>> Start EXERCISE MATERIAL

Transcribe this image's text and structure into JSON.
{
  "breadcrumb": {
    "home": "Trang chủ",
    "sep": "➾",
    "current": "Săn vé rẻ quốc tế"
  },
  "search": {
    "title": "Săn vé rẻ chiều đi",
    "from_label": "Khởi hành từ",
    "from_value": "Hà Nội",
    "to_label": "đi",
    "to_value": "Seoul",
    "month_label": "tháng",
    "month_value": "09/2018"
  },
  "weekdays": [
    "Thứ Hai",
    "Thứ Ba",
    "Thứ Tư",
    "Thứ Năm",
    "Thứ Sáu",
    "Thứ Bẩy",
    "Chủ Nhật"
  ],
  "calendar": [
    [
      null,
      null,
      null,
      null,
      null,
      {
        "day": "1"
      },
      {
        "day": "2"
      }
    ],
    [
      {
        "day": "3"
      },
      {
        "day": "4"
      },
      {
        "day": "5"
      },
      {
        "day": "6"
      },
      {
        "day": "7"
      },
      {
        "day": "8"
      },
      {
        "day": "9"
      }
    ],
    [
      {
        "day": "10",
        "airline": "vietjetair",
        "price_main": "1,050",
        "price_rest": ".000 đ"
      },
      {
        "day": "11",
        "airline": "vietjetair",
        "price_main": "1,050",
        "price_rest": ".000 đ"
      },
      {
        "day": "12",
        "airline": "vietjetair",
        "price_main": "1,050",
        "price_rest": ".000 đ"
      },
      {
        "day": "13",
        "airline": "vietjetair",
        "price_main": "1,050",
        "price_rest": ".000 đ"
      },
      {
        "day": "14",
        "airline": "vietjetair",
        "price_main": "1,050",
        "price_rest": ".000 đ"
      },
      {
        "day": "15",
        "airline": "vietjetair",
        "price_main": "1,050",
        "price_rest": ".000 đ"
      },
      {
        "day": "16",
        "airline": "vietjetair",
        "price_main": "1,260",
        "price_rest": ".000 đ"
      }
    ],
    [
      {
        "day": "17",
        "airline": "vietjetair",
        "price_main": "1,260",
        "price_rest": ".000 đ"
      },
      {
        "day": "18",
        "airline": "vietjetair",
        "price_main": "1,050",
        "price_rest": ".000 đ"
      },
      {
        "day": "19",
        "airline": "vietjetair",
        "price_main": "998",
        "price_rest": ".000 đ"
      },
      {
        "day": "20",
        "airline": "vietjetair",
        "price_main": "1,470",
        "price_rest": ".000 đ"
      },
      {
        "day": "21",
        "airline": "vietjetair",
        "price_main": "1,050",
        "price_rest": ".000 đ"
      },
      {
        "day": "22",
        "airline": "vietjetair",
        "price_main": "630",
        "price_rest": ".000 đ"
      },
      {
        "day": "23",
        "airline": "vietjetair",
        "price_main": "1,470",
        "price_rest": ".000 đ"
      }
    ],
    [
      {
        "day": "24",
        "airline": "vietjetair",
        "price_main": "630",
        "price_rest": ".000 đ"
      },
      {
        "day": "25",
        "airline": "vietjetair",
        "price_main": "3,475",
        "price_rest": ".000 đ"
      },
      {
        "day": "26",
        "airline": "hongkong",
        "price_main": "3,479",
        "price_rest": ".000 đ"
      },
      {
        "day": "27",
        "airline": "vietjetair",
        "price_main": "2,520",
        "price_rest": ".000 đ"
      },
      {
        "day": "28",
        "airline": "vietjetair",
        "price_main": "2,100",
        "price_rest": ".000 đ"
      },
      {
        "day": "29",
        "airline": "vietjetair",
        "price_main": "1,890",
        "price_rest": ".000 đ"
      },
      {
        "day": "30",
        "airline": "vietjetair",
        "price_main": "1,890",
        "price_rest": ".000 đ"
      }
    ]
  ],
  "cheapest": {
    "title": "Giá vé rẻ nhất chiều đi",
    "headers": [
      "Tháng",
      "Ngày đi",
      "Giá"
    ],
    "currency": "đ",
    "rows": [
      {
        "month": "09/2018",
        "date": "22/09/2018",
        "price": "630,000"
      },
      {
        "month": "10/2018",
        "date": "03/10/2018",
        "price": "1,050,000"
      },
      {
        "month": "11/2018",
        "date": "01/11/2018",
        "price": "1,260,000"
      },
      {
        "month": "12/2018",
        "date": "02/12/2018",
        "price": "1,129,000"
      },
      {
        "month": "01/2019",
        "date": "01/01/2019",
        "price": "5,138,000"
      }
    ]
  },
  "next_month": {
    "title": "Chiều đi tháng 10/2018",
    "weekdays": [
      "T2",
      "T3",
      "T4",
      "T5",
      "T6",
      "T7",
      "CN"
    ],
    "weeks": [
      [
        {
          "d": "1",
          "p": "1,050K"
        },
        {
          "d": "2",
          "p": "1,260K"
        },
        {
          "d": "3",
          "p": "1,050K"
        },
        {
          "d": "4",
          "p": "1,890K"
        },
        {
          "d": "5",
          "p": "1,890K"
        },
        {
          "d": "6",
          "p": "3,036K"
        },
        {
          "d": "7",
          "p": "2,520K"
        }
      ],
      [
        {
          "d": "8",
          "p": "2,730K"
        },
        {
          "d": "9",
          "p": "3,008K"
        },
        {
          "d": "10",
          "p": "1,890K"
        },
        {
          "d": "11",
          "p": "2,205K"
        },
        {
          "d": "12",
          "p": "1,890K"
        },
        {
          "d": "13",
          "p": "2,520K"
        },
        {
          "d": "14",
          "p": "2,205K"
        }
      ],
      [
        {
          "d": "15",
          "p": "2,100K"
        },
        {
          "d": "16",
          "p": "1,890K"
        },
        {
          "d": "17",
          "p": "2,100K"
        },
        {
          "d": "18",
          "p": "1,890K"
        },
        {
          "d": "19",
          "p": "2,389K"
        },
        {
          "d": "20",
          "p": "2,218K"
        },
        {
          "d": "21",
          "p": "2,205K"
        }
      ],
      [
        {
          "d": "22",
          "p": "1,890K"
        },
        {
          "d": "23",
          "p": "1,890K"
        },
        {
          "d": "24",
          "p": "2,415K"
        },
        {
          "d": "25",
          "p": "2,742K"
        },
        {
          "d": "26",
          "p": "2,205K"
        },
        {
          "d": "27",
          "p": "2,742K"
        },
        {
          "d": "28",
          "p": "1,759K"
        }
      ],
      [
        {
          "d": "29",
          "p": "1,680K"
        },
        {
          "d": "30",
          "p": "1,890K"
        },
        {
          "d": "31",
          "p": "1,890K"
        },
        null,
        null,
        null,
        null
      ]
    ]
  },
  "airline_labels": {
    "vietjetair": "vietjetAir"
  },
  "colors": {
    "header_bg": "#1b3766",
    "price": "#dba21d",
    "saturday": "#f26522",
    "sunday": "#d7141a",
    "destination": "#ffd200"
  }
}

>> End EXERCISE MATERIAL

* [GOAL OF THE EXERCISE]
Leave out every line without the string "title" and copy the rest.

* [SOLVED EXERCISE]
    "title": "Săn vé rẻ chiều đi",
    "title": "Giá vé rẻ nhất chiều đi",
    "title": "Chiều đi tháng 10/2018",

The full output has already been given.